[Collected data entries]
—————

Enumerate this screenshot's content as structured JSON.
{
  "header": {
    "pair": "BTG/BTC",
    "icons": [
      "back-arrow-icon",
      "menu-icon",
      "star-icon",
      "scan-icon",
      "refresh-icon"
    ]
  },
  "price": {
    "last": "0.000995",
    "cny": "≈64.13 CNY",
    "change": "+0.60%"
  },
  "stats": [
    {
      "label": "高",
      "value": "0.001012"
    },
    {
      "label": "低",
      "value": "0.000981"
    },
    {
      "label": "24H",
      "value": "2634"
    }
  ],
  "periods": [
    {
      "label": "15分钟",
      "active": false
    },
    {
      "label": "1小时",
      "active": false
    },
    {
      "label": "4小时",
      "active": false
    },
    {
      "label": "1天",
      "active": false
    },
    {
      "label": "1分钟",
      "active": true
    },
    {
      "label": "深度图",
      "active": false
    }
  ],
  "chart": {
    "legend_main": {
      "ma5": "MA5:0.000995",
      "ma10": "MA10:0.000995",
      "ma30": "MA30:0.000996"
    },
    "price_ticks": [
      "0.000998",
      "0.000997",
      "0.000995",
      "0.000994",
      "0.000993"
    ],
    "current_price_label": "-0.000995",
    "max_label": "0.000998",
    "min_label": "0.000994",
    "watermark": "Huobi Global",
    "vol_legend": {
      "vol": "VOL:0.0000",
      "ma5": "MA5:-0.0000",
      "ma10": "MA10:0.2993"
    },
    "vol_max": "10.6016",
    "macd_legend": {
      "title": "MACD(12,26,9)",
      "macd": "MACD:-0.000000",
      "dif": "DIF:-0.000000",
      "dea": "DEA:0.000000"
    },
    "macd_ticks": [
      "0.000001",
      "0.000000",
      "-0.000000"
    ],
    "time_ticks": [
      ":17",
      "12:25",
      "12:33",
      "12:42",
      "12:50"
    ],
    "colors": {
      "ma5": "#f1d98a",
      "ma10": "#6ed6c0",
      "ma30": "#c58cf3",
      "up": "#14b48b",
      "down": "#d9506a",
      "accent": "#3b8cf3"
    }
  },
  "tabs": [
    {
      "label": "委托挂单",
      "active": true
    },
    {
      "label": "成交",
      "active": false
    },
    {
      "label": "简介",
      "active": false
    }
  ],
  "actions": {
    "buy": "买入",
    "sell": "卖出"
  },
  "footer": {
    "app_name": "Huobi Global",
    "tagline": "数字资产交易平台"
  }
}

—————

> What to do: Could you quote the material above in full, exactly as it stands?

> Written answer:
Enumerate this screenshot's content as structured JSON.
{
  "header": {
    "pair": "BTG/BTC",
    "icons": [
      "back-arrow-icon",
      "menu-icon",
      "star-icon",
      "scan-icon",
      "refresh-icon"
    ]
  },
  "price": {
    "last": "0.000995",
    "cny": "≈64.13 CNY",
    "change": "+0.60%"
  },
  "stats": [
    {
      "label": "高",
      "value": "0.001012"
    },
    {
      "label": "低",
      "value": "0.000981"
    },
    {
      "label": "24H",
      "value": "2634"
    }
  ],
  "periods": [
    {
      "label": "15分钟",
      "active": false
    },
    {
      "label": "1小时",
      "active": false
    },
    {
      "label": "4小时",
      "active": false
    },
    {
      "label": "1天",
      "active": false
    },
    {
      "label": "1分钟",
      "active": true
    },
    {
      "label": "深度图",
      "active": false
    }
  ],
  "chart": {
    "legend_main": {
      "ma5": "MA5:0.000995",
      "ma10": "MA10:0.000995",
      "ma30": "MA30:0.000996"
    },
    "price_ticks": [
      "0.000998",
      "0.000997",
      "0.000995",
      "0.000994",
      "0.000993"
    ],
    "current_price_label": "-0.000995",
    "max_label": "0.000998",
    "min_label": "0.000994",
    "watermark": "Huobi Global",
    "vol_legend": {
      "vol": "VOL:0.0000",
      "ma5": "MA5:-0.0000",
      "ma10": "MA10:0.2993"
    },
    "vol_max": "10.6016",
    "macd_legend": {
      "title": "MACD(12,26,9)",
      "macd": "MACD:-0.000000",
      "dif": "DIF:-0.000000",
      "dea": "DEA:0.000000"
    },
    "macd_ticks": [
      "0.000001",
      "0.000000",
      "-0.000000"
    ],
    "time_ticks": [
      ":17",
      "12:25",
      "12:33",
      "12:42",
      "12:50"
    ],
    "colors": {
      "ma5": "#f1d98a",
      "ma10": "#6ed6c0",
      "ma30": "#c58cf3",
      "up": "#14b48b",
      "down": "#d9506a",
      "accent": "#3b8cf3"
    }
  },
  "tabs": [
    {
      "label": "委托挂单",
      "active": true
    },
    {
      "label": "成交",
      "active": false
    },
    {
      "label": "简介",
      "active": false
    }
  ],
  "actions": {
    "buy": "买入",
    "sell": "卖出"
  },
  "footer": {
    "app_name": "Huobi Global",
    "tagline": "数字资产交易平台"
  }
}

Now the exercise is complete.